> [Exercise aim]: Return the material exactly as supplied, apart from the pictures, which are omitted.

**** Recorded data

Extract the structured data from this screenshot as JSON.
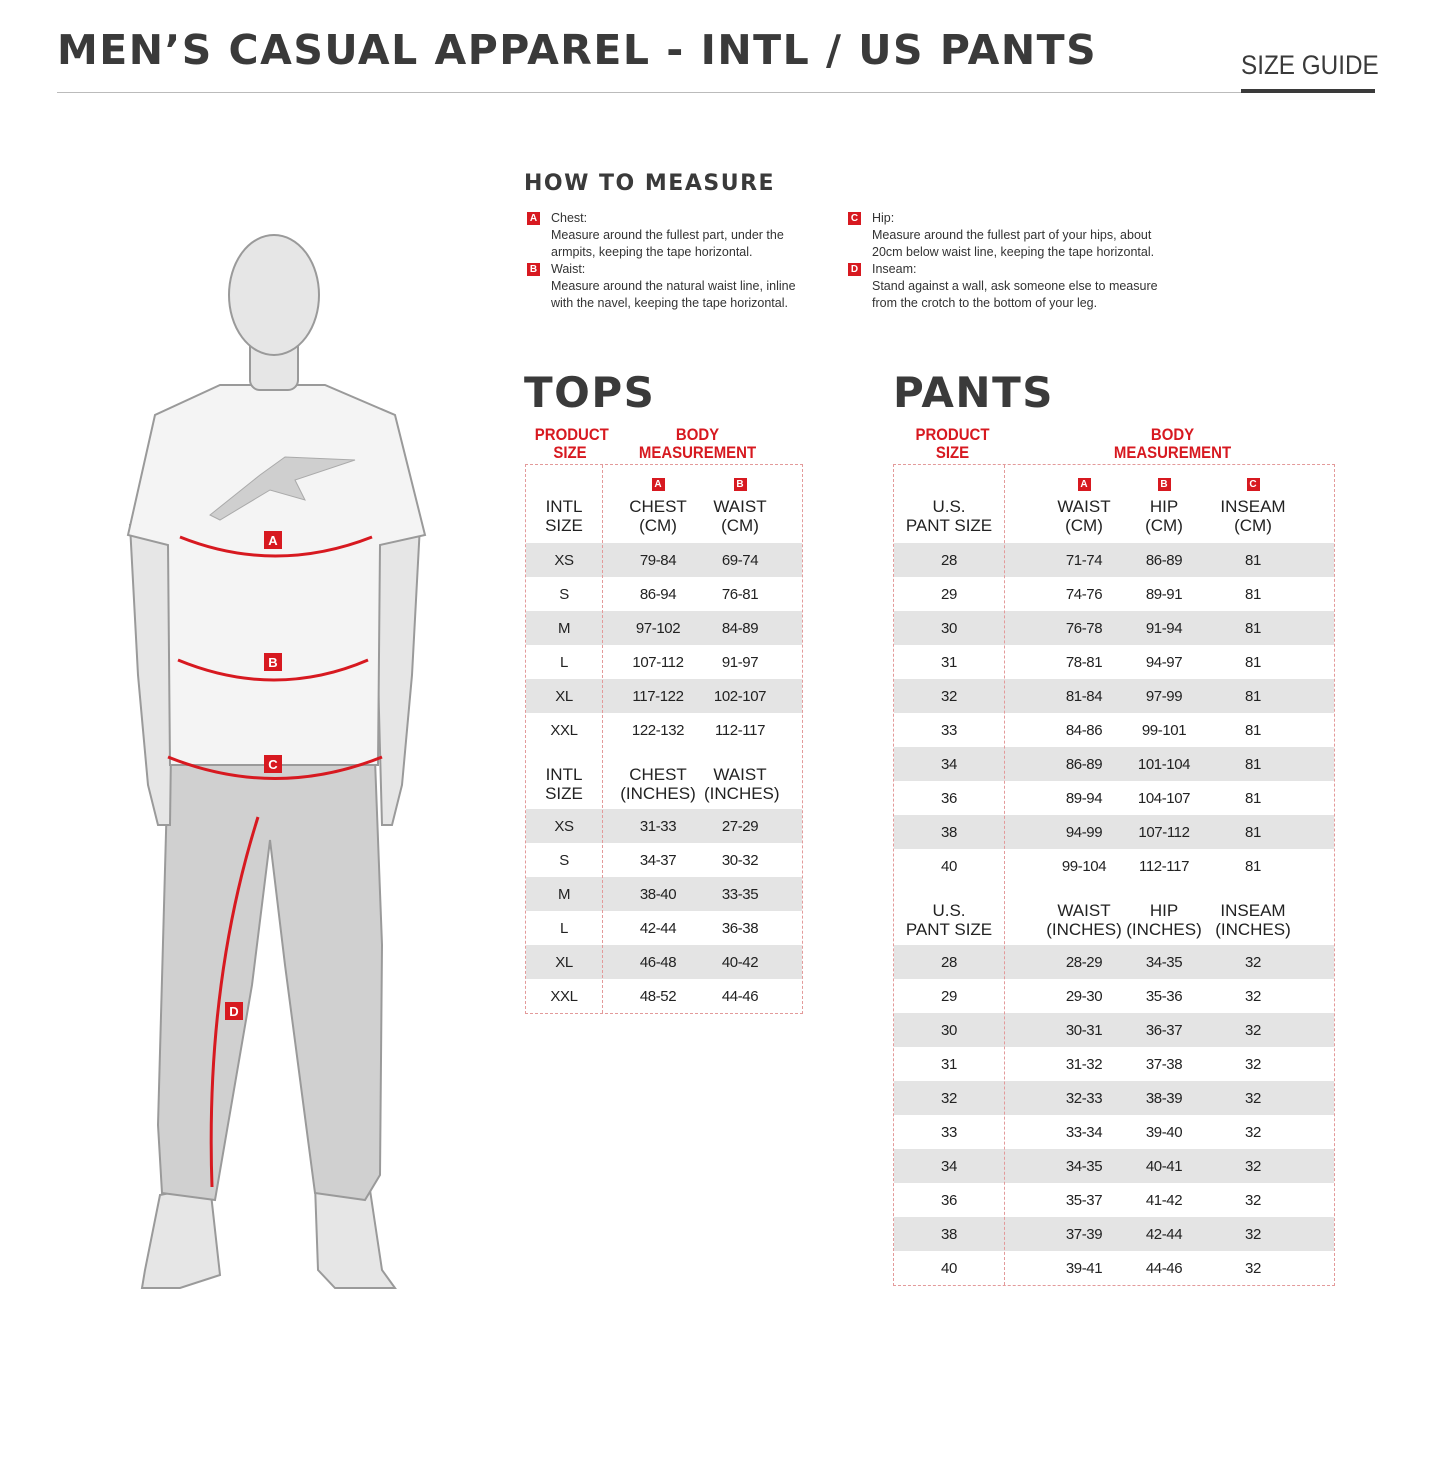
{
  "header": {
    "title": "MEN’S CASUAL APPAREL - INTL / US PANTS",
    "tag": "SIZE GUIDE"
  },
  "how_to_measure": {
    "title": "HOW TO MEASURE",
    "items": [
      {
        "letter": "A",
        "name": "Chest:",
        "desc": "Measure around the fullest part, under the armpits, keeping the tape horizontal."
      },
      {
        "letter": "B",
        "name": "Waist:",
        "desc": "Measure around the natural waist line, inline with the navel, keeping the tape horizontal."
      },
      {
        "letter": "C",
        "name": "Hip:",
        "desc": "Measure around the fullest part of your hips, about 20cm below waist line, keeping the tape horizontal."
      },
      {
        "letter": "D",
        "name": "Inseam:",
        "desc": "Stand against a wall, ask someone else to measure from the crotch to the bottom of your leg."
      }
    ]
  },
  "figure": {
    "labels": [
      "A",
      "B",
      "C",
      "D"
    ]
  },
  "tops": {
    "title": "TOPS",
    "product_size": "PRODUCT SIZE",
    "body_measurement": "BODY MEASUREMENT",
    "letters": [
      "A",
      "B"
    ],
    "cm": {
      "headers": [
        "INTL SIZE",
        "CHEST (CM)",
        "WAIST (CM)"
      ],
      "rows": [
        [
          "XS",
          "79-84",
          "69-74"
        ],
        [
          "S",
          "86-94",
          "76-81"
        ],
        [
          "M",
          "97-102",
          "84-89"
        ],
        [
          "L",
          "107-112",
          "91-97"
        ],
        [
          "XL",
          "117-122",
          "102-107"
        ],
        [
          "XXL",
          "122-132",
          "112-117"
        ]
      ]
    },
    "inches": {
      "headers": [
        "INTL SIZE",
        "CHEST (INCHES)",
        "WAIST (INCHES)"
      ],
      "rows": [
        [
          "XS",
          "31-33",
          "27-29"
        ],
        [
          "S",
          "34-37",
          "30-32"
        ],
        [
          "M",
          "38-40",
          "33-35"
        ],
        [
          "L",
          "42-44",
          "36-38"
        ],
        [
          "XL",
          "46-48",
          "40-42"
        ],
        [
          "XXL",
          "48-52",
          "44-46"
        ]
      ]
    }
  },
  "pants": {
    "title": "PANTS",
    "product_size": "PRODUCT SIZE",
    "body_measurement": "BODY MEASUREMENT",
    "letters": [
      "A",
      "B",
      "C"
    ],
    "cm": {
      "headers": [
        "U.S. PANT SIZE",
        "WAIST (CM)",
        "HIP (CM)",
        "INSEAM (CM)"
      ],
      "rows": [
        [
          "28",
          "71-74",
          "86-89",
          "81"
        ],
        [
          "29",
          "74-76",
          "89-91",
          "81"
        ],
        [
          "30",
          "76-78",
          "91-94",
          "81"
        ],
        [
          "31",
          "78-81",
          "94-97",
          "81"
        ],
        [
          "32",
          "81-84",
          "97-99",
          "81"
        ],
        [
          "33",
          "84-86",
          "99-101",
          "81"
        ],
        [
          "34",
          "86-89",
          "101-104",
          "81"
        ],
        [
          "36",
          "89-94",
          "104-107",
          "81"
        ],
        [
          "38",
          "94-99",
          "107-112",
          "81"
        ],
        [
          "40",
          "99-104",
          "112-117",
          "81"
        ]
      ]
    },
    "inches": {
      "headers": [
        "U.S. PANT SIZE",
        "WAIST (INCHES)",
        "HIP (INCHES)",
        "INSEAM (INCHES)"
      ],
      "rows": [
        [
          "28",
          "28-29",
          "34-35",
          "32"
        ],
        [
          "29",
          "29-30",
          "35-36",
          "32"
        ],
        [
          "30",
          "30-31",
          "36-37",
          "32"
        ],
        [
          "31",
          "31-32",
          "37-38",
          "32"
        ],
        [
          "32",
          "32-33",
          "38-39",
          "32"
        ],
        [
          "33",
          "33-34",
          "39-40",
          "32"
        ],
        [
          "34",
          "34-35",
          "40-41",
          "32"
        ],
        [
          "36",
          "35-37",
          "41-42",
          "32"
        ],
        [
          "38",
          "37-39",
          "42-44",
          "32"
        ],
        [
          "40",
          "39-41",
          "44-46",
          "32"
        ]
      ]
    }
  },
  "colors": {
    "accent": "#d71920",
    "stripe": "#e4e4e4",
    "heading": "#3a3a3a"
  }
}
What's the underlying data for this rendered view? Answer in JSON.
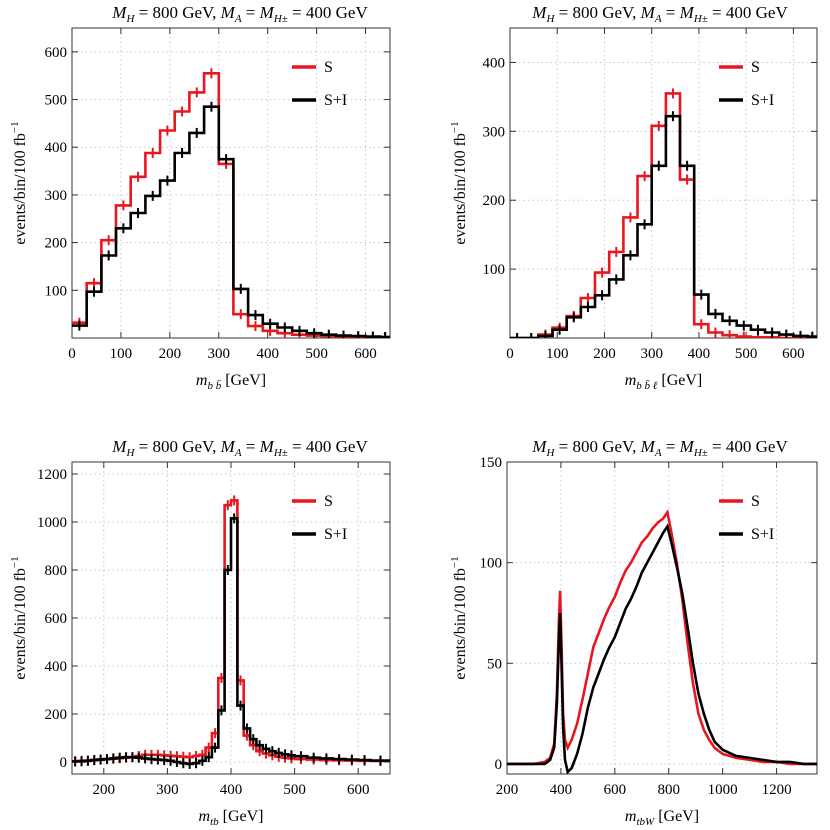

********

> [Finished exercise]:
Extract the structured data from this screenshot as JSON.
{
  "header": {
    "title": "MEN’S CASUAL APPAREL - INTL / US PANTS",
    "tag": "SIZE GUIDE"
  },
  "how_to_measure": {
    "title": "HOW TO MEASURE",
    "items": [
      {
        "letter": "A",
        "name": "Chest:",
        "desc": "Measure around the fullest part, under the armpits, keeping the tape horizontal."
      },
      {
        "letter": "B",
        "name": "Waist:",
        "desc": "Measure around the natural waist line, inline with the navel, keeping the tape horizontal."
      },
      {
        "letter": "C",
        "name": "Hip:",
        "desc": "Measure around the fullest part of your hips, about 20cm below waist line, keeping the tape horizontal."
      },
      {
        "letter": "D",
        "name": "Inseam:",
        "desc": "Stand against a wall, ask someone else to measure from the crotch to the bottom of your leg."
      }
    ]
  },
  "figure": {
    "labels": [
      "A",
      "B",
      "C",
      "D"
    ]
  },
  "tops": {
    "title": "TOPS",
    "product_size": "PRODUCT SIZE",
    "body_measurement": "BODY MEASUREMENT",
    "letters": [
      "A",
      "B"
    ],
    "cm": {
      "headers": [
        "INTL SIZE",
        "CHEST (CM)",
        "WAIST (CM)"
      ],
      "rows": [
        [
          "XS",
          "79-84",
          "69-74"
        ],
        [
          "S",
          "86-94",
          "76-81"
        ],
        [
          "M",
          "97-102",
          "84-89"
        ],
        [
          "L",
          "107-112",
          "91-97"
        ],
        [
          "XL",
          "117-122",
          "102-107"
        ],
        [
          "XXL",
          "122-132",
          "112-117"
        ]
      ]
    },
    "inches": {
      "headers": [
        "INTL SIZE",
        "CHEST (INCHES)",
        "WAIST (INCHES)"
      ],
      "rows": [
        [
          "XS",
          "31-33",
          "27-29"
        ],
        [
          "S",
          "34-37",
          "30-32"
        ],
        [
          "M",
          "38-40",
          "33-35"
        ],
        [
          "L",
          "42-44",
          "36-38"
        ],
        [
          "XL",
          "46-48",
          "40-42"
        ],
        [
          "XXL",
          "48-52",
          "44-46"
        ]
      ]
    }
  },
  "pants": {
    "title": "PANTS",
    "product_size": "PRODUCT SIZE",
    "body_measurement": "BODY MEASUREMENT",
    "letters": [
      "A",
      "B",
      "C"
    ],
    "cm": {
      "headers": [
        "U.S. PANT SIZE",
        "WAIST (CM)",
        "HIP (CM)",
        "INSEAM (CM)"
      ],
      "rows": [
        [
          "28",
          "71-74",
          "86-89",
          "81"
        ],
        [
          "29",
          "74-76",
          "89-91",
          "81"
        ],
        [
          "30",
          "76-78",
          "91-94",
          "81"
        ],
        [
          "31",
          "78-81",
          "94-97",
          "81"
        ],
        [
          "32",
          "81-84",
          "97-99",
          "81"
        ],
        [
          "33",
          "84-86",
          "99-101",
          "81"
        ],
        [
          "34",
          "86-89",
          "101-104",
          "81"
        ],
        [
          "36",
          "89-94",
          "104-107",
          "81"
        ],
        [
          "38",
          "94-99",
          "107-112",
          "81"
        ],
        [
          "40",
          "99-104",
          "112-117",
          "81"
        ]
      ]
    },
    "inches": {
      "headers": [
        "U.S. PANT SIZE",
        "WAIST (INCHES)",
        "HIP (INCHES)",
        "INSEAM (INCHES)"
      ],
      "rows": [
        [
          "28",
          "28-29",
          "34-35",
          "32"
        ],
        [
          "29",
          "29-30",
          "35-36",
          "32"
        ],
        [
          "30",
          "30-31",
          "36-37",
          "32"
        ],
        [
          "31",
          "31-32",
          "37-38",
          "32"
        ],
        [
          "32",
          "32-33",
          "38-39",
          "32"
        ],
        [
          "33",
          "33-34",
          "39-40",
          "32"
        ],
        [
          "34",
          "34-35",
          "40-41",
          "32"
        ],
        [
          "36",
          "35-37",
          "41-42",
          "32"
        ],
        [
          "38",
          "37-39",
          "42-44",
          "32"
        ],
        [
          "40",
          "39-41",
          "44-46",
          "32"
        ]
      ]
    }
  },
  "colors": {
    "accent": "#d71920",
    "stripe": "#e4e4e4",
    "heading": "#3a3a3a"
  }
}
What's the underlying data for this rendered view? Answer in JSON.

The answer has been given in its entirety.